** Start Record excerpts **

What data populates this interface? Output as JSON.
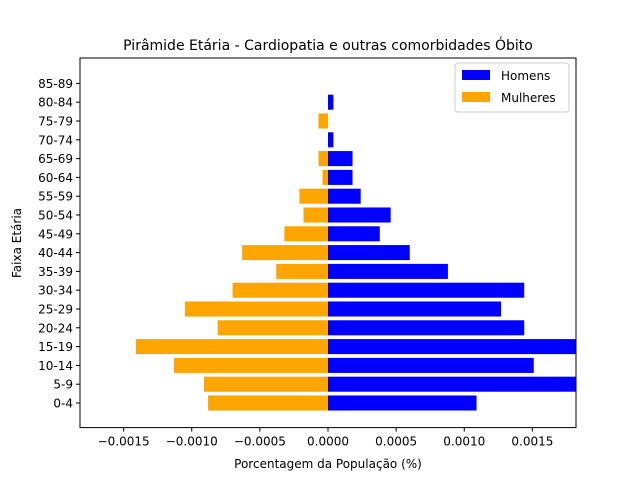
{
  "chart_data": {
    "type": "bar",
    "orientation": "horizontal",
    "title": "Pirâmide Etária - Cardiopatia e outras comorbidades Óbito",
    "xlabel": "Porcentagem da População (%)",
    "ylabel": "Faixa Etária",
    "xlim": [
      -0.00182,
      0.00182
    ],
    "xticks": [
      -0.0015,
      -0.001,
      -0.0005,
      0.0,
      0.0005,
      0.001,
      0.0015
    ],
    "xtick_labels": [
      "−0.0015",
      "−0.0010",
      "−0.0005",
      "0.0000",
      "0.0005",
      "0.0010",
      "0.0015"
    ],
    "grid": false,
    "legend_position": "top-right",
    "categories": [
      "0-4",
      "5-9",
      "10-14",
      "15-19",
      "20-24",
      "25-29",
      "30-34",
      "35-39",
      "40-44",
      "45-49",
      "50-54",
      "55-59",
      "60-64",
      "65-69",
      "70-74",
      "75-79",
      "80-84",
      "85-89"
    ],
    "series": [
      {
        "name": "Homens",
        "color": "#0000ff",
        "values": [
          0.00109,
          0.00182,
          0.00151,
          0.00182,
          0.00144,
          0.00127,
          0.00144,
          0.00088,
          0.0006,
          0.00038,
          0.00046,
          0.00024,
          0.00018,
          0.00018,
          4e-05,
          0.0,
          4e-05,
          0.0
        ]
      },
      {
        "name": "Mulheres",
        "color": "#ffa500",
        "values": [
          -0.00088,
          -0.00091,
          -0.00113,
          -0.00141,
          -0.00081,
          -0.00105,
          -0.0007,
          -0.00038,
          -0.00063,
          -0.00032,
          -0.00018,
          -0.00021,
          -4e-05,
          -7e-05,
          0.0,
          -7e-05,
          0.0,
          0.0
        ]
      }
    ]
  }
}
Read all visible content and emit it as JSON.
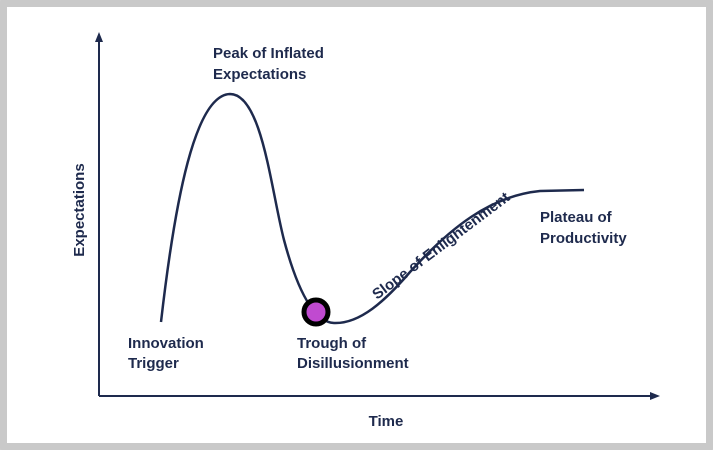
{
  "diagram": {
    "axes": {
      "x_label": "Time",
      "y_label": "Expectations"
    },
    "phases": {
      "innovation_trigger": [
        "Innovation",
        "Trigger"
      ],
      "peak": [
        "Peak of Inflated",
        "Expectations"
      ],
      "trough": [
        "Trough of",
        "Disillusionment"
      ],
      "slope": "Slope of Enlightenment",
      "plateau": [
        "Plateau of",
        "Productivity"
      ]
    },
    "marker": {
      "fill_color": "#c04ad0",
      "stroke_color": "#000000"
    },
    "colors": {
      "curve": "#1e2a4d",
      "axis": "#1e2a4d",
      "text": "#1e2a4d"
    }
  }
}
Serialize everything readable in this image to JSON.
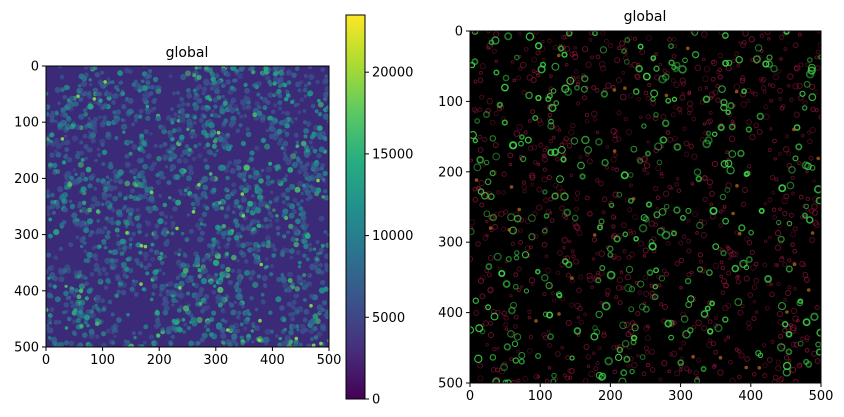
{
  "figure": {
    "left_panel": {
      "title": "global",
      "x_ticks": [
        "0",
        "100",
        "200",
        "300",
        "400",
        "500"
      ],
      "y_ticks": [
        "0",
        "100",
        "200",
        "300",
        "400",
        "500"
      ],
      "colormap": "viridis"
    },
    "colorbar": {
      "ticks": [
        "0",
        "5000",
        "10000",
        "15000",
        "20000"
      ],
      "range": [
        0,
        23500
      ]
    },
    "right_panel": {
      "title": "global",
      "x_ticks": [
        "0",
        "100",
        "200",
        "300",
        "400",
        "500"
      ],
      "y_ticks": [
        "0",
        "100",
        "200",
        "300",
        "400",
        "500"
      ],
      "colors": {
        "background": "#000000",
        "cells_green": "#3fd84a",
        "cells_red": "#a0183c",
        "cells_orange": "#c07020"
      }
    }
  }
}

** End Record excerpts **

» **Aim**
Leave out all pictures, then copy the remaining material exactly.

» **Reply to the exercise**
What data populates this interface? Output as JSON.
{
  "chart_data": {
    "type": "bar",
    "orientation": "horizontal",
    "title": "Pirâmide Etária - Cardiopatia e outras comorbidades Óbito",
    "xlabel": "Porcentagem da População (%)",
    "ylabel": "Faixa Etária",
    "xlim": [
      -0.00182,
      0.00182
    ],
    "xticks": [
      -0.0015,
      -0.001,
      -0.0005,
      0.0,
      0.0005,
      0.001,
      0.0015
    ],
    "xtick_labels": [
      "−0.0015",
      "−0.0010",
      "−0.0005",
      "0.0000",
      "0.0005",
      "0.0010",
      "0.0015"
    ],
    "grid": false,
    "legend_position": "top-right",
    "categories": [
      "0-4",
      "5-9",
      "10-14",
      "15-19",
      "20-24",
      "25-29",
      "30-34",
      "35-39",
      "40-44",
      "45-49",
      "50-54",
      "55-59",
      "60-64",
      "65-69",
      "70-74",
      "75-79",
      "80-84",
      "85-89"
    ],
    "series": [
      {
        "name": "Homens",
        "color": "#0000ff",
        "values": [
          0.00109,
          0.00182,
          0.00151,
          0.00182,
          0.00144,
          0.00127,
          0.00144,
          0.00088,
          0.0006,
          0.00038,
          0.00046,
          0.00024,
          0.00018,
          0.00018,
          4e-05,
          0.0,
          4e-05,
          0.0
        ]
      },
      {
        "name": "Mulheres",
        "color": "#ffa500",
        "values": [
          -0.00088,
          -0.00091,
          -0.00113,
          -0.00141,
          -0.00081,
          -0.00105,
          -0.0007,
          -0.00038,
          -0.00063,
          -0.00032,
          -0.00018,
          -0.00021,
          -4e-05,
          -7e-05,
          0.0,
          -7e-05,
          0.0,
          0.0
        ]
      }
    ]
  }
}
Read all visible content and emit it as JSON.
{
  "diagram": {
    "axes": {
      "x_label": "Time",
      "y_label": "Expectations"
    },
    "phases": {
      "innovation_trigger": [
        "Innovation",
        "Trigger"
      ],
      "peak": [
        "Peak of Inflated",
        "Expectations"
      ],
      "trough": [
        "Trough of",
        "Disillusionment"
      ],
      "slope": "Slope of Enlightenment",
      "plateau": [
        "Plateau of",
        "Productivity"
      ]
    },
    "marker": {
      "fill_color": "#c04ad0",
      "stroke_color": "#000000"
    },
    "colors": {
      "curve": "#1e2a4d",
      "axis": "#1e2a4d",
      "text": "#1e2a4d"
    }
  }
}
Serialize everything readable in this image to JSON.
{
  "figure": {
    "left_panel": {
      "title": "global",
      "x_ticks": [
        "0",
        "100",
        "200",
        "300",
        "400",
        "500"
      ],
      "y_ticks": [
        "0",
        "100",
        "200",
        "300",
        "400",
        "500"
      ],
      "colormap": "viridis"
    },
    "colorbar": {
      "ticks": [
        "0",
        "5000",
        "10000",
        "15000",
        "20000"
      ],
      "range": [
        0,
        23500
      ]
    },
    "right_panel": {
      "title": "global",
      "x_ticks": [
        "0",
        "100",
        "200",
        "300",
        "400",
        "500"
      ],
      "y_ticks": [
        "0",
        "100",
        "200",
        "300",
        "400",
        "500"
      ],
      "colors": {
        "background": "#000000",
        "cells_green": "#3fd84a",
        "cells_red": "#a0183c",
        "cells_orange": "#c07020"
      }
    }
  }
}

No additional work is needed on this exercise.